**Vorliegender Auszug:**
▼
Liebe/r Leser/in, das Land hielt den Atem an. Am 5. Juli 1993 brachte das Nachrichtenmagazin „Der Spiegel“ die Titelstory „Der Todesschuß“. Das Blatt zitierte einen anonymen Zeugen, der behauptete, er sei Tage zuvor bei der Anti-Terror-Aktion in Bad Kleinen zugegen gewesen und habe beobachtet, wie ein Polizist den wehrlos daliegenden RAF-Mann Wolfgang Grams per Kopfschuss hinrichtete.
Eine Story, die die Sicherheitsarchitektur der Bundesrepublik erschütterte: Der damalige Innenminister Rudolf Seiters trat sofort zurück, Generalbundesanwalt Alexander von Stahl verlor seinen Job, so wie etliche weitere Spitzenbeamte in den Polizeibehörden.
Heute wissen wir, die Story beruhte auf Desinformation. Der angebliche Zeuge hatte offenbar gelogen. Damals aber schien der Rechtsstaat für mehrere Wochen am Abgrund. Nach der Fälscher-Affäre um den „Spiegel“-Reporter Claas Relotius befasst sich nun auch – was Respekt verdient – die interne Kommission des „Spiegel“ mit den Recherchen des für die Bad-Kleinen-Story verantwortlichen Redakteurs Hans Leyendecker. Bereits vor einigen Wochen hatten wir über neue Details zu dieser Medien- und Staatsaffäre berichtet. Jetzt liegen uns entscheidende Dokumente vor, die belegen, dass „Spiegel“-Herausgeber Rudolf Augstein frühzeitig an der Seriosität der Story von Star-Reporter Hans Leyendecker zweifelte. Und wir berichten über ein vergessenes Gesprächsprotokoll, das jetzt endlich, nach 26 Jahren, die Wahrheit erzählen könnte – über den „Todesschuß“ von Bad Kleinen. Kommen wir zur aktuellen Politik. Die CDU gerät nach dem Thüringen-Chaos um die Ministerpräsidentenwahl immer tiefer in die Krise, immer mehr in den Strudel der Selbstfindung. Wie links oder rechts ist Deutschlands letzte Volkspartei, die immer noch die Kanzlerin stellt? Mit dem Scheitern der Parteichefin Annegret Kramp-Karrenbauer scheitert auch Angela Merkel, deren Erbe die AfD ist und die gleichzeitig mit dem Thüringer Linken Bodo Ramelow flirtet.
▲
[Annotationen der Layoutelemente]
▼
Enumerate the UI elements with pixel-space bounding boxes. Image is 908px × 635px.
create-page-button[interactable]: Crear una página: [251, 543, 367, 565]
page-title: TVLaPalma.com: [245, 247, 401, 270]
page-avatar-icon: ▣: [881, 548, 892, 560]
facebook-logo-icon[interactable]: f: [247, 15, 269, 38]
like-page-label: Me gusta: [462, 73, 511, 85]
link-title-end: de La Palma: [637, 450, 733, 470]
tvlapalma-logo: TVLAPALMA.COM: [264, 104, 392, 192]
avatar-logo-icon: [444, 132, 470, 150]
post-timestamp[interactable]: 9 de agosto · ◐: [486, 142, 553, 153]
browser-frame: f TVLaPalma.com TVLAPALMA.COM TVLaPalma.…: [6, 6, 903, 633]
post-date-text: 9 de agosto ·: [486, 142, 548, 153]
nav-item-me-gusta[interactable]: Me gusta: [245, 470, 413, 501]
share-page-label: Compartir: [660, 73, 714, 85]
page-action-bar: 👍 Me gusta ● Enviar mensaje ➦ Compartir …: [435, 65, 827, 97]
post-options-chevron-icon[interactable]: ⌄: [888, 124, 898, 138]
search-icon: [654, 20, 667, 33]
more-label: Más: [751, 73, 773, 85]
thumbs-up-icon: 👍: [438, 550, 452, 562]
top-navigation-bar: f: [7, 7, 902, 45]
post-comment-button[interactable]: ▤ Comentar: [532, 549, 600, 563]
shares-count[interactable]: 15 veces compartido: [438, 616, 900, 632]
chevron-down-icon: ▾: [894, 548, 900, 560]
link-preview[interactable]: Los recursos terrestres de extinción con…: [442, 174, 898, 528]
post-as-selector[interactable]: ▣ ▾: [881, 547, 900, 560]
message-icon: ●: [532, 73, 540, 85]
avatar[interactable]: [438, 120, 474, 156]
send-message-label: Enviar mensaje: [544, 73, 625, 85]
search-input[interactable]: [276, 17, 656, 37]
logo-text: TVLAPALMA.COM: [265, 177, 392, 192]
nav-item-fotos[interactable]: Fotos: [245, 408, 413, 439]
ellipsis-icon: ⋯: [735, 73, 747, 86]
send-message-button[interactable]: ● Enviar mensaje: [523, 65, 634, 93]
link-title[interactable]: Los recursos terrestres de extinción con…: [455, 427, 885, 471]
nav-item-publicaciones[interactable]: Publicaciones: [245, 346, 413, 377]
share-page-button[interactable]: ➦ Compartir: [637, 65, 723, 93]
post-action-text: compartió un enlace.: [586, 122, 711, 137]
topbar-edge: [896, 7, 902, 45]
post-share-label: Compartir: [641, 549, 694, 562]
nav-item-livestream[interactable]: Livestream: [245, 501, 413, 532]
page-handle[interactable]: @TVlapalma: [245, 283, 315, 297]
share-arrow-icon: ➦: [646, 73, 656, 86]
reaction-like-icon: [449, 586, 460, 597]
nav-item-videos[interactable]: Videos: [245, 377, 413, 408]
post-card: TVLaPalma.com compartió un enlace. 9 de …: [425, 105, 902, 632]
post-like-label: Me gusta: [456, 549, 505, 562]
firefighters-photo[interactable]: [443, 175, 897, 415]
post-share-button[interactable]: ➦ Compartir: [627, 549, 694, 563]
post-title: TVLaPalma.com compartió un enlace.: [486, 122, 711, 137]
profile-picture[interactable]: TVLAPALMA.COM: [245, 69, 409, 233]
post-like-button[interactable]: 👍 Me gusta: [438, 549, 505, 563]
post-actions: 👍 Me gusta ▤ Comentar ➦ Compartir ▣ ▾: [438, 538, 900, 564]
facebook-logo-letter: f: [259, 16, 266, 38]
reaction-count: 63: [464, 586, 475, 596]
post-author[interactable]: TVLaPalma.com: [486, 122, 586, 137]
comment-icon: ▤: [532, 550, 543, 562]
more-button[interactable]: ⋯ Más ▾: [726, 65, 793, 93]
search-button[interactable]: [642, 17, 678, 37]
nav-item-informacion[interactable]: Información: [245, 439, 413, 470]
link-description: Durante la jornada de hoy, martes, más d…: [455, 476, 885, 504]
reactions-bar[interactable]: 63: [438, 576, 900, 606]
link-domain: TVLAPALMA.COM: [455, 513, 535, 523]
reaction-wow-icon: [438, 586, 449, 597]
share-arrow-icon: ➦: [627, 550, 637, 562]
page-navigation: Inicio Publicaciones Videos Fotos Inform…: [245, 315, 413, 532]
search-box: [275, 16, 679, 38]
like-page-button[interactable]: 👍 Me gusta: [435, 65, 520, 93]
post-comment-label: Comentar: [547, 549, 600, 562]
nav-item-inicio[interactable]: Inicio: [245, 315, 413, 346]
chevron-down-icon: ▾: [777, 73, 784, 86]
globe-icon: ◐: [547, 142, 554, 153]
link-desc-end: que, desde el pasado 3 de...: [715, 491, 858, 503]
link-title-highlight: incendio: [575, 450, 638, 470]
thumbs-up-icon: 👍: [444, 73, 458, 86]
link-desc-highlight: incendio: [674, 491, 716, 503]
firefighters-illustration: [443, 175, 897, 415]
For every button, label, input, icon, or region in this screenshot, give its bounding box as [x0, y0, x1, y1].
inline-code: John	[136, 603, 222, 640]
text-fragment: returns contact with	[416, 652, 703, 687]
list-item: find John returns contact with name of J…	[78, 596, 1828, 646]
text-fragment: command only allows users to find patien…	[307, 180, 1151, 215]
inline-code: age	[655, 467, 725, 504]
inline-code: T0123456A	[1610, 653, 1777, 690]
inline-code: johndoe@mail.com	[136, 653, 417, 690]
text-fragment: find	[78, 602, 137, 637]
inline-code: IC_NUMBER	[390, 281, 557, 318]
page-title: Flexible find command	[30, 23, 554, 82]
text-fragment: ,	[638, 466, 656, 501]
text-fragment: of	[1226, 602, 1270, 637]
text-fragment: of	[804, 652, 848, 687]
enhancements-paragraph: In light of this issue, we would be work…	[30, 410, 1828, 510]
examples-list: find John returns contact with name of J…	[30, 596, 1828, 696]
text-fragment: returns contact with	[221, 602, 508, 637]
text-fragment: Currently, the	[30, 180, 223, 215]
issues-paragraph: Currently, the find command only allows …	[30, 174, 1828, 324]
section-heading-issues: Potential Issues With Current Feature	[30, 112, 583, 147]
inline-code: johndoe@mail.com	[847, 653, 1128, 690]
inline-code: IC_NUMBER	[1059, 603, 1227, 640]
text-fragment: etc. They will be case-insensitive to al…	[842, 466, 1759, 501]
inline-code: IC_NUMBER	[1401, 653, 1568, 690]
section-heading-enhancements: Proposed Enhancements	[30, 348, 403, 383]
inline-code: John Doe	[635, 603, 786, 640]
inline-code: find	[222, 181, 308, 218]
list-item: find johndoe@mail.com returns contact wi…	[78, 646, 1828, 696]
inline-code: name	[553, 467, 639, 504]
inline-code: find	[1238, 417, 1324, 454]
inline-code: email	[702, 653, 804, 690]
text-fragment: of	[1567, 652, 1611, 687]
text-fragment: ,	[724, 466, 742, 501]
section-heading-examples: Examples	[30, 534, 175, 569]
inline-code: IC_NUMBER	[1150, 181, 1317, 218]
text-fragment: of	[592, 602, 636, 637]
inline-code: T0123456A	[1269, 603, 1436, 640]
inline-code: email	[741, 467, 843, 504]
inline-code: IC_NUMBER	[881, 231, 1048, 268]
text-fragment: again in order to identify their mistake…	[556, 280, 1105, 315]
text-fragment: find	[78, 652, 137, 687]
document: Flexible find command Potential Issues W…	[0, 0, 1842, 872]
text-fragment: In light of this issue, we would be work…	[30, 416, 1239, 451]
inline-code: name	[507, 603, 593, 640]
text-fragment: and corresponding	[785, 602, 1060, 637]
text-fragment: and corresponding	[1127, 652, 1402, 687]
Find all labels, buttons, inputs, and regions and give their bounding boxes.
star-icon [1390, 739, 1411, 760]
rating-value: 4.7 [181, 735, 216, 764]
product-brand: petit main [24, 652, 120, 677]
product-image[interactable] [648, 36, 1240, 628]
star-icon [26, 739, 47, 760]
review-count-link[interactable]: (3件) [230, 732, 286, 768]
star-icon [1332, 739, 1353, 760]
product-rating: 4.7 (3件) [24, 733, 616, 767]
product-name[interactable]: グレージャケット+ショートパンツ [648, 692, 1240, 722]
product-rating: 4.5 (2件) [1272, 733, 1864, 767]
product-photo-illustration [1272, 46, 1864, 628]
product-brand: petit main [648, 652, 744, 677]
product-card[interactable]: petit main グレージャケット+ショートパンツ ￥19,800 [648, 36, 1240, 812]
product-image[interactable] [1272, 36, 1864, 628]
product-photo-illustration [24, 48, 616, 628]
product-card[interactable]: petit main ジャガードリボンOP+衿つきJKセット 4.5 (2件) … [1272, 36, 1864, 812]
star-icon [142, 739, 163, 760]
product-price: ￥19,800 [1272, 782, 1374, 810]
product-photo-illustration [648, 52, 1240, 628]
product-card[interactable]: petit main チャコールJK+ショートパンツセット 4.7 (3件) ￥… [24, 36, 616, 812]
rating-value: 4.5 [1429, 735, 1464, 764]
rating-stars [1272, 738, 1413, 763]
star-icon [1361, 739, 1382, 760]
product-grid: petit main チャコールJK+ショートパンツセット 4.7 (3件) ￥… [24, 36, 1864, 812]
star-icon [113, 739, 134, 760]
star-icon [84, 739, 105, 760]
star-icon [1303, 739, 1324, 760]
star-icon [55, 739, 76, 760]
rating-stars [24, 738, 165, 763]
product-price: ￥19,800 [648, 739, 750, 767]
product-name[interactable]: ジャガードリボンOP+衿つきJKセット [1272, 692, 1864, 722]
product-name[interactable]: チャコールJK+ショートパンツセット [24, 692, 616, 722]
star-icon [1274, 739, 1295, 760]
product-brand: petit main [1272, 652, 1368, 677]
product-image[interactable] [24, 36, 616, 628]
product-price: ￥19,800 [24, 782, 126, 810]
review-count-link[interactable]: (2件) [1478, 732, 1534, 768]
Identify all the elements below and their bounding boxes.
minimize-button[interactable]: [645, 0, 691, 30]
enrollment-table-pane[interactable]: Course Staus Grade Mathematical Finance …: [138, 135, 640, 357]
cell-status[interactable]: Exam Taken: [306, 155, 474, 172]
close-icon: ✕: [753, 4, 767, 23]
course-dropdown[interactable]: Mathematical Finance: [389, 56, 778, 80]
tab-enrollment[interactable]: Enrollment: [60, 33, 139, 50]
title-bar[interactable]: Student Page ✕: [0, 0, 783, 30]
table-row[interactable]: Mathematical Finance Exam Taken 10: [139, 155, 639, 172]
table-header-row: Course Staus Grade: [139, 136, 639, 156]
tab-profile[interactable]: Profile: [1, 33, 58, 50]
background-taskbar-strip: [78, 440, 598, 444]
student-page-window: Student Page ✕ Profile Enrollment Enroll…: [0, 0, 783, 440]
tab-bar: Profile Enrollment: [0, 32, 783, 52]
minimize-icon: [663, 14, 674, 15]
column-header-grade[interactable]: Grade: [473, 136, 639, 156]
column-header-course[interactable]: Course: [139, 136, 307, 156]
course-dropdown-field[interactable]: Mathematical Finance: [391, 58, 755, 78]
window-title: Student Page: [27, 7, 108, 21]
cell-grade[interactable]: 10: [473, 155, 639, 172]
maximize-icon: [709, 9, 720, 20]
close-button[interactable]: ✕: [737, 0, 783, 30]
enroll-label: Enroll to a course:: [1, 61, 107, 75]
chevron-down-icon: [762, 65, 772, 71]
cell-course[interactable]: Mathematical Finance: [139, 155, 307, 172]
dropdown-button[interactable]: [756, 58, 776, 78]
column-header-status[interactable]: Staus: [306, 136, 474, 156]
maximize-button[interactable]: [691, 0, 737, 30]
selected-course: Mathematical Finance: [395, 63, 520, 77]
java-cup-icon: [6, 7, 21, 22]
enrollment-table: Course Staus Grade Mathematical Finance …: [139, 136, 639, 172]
▲
**Aufgabenstellung:**
a – Prüfe, ob die folgenden Aussagen mit dem Auszug übereinstimmen. Antworte jeweils mit Ja oder Nein und zitiere die entscheidenden Worte wörtlich: (i) „Der Spiegel“ brachte die Titelstory „Der Todesschuß“ am 5. Juli 1993. (ii) Innenminister Rudolf Seiters blieb nach der Story im Amt. (iii) Rudolf Augstein zweifelte frühzeitig an der Seriosität der Story.
b – Gib die Zeilen der Auflistung von ihrem Anfang bis einschließlich der Zeile mit „nav-item-me-gusta[interactable]: Me gusta: [245, 470, 413, 501]“ unverändert aus.
Der Auszug und die Auflistung haben inhaltlich nichts miteinander zu tun.

**Die Lösungen:**
a –
(i) Ja: „Am 5. Juli 1993 brachte das Nachrichtenmagazin „Der Spiegel“ die Titelstory „Der Todesschuß“.“
(ii) Nein: „Der damalige Innenminister Rudolf Seiters trat sofort zurück“
(iii) Ja: „dass „Spiegel“-Herausgeber Rudolf Augstein frühzeitig an der Seriosität der Story von Star-Reporter Hans Leyendecker zweifelte“

b –
Enumerate the UI elements with pixel-space bounding boxes. Image is 908px × 635px.
create-page-button[interactable]: Crear una página: [251, 543, 367, 565]
page-title: TVLaPalma.com: [245, 247, 401, 270]
page-avatar-icon: ▣: [881, 548, 892, 560]
facebook-logo-icon[interactable]: f: [247, 15, 269, 38]
like-page-label: Me gusta: [462, 73, 511, 85]
link-title-end: de La Palma: [637, 450, 733, 470]
tvlapalma-logo: TVLAPALMA.COM: [264, 104, 392, 192]
avatar-logo-icon: [444, 132, 470, 150]
post-timestamp[interactable]: 9 de agosto · ◐: [486, 142, 553, 153]
browser-frame: f TVLaPalma.com TVLAPALMA.COM TVLaPalma.…: [6, 6, 903, 633]
post-date-text: 9 de agosto ·: [486, 142, 548, 153]
nav-item-me-gusta[interactable]: Me gusta: [245, 470, 413, 501]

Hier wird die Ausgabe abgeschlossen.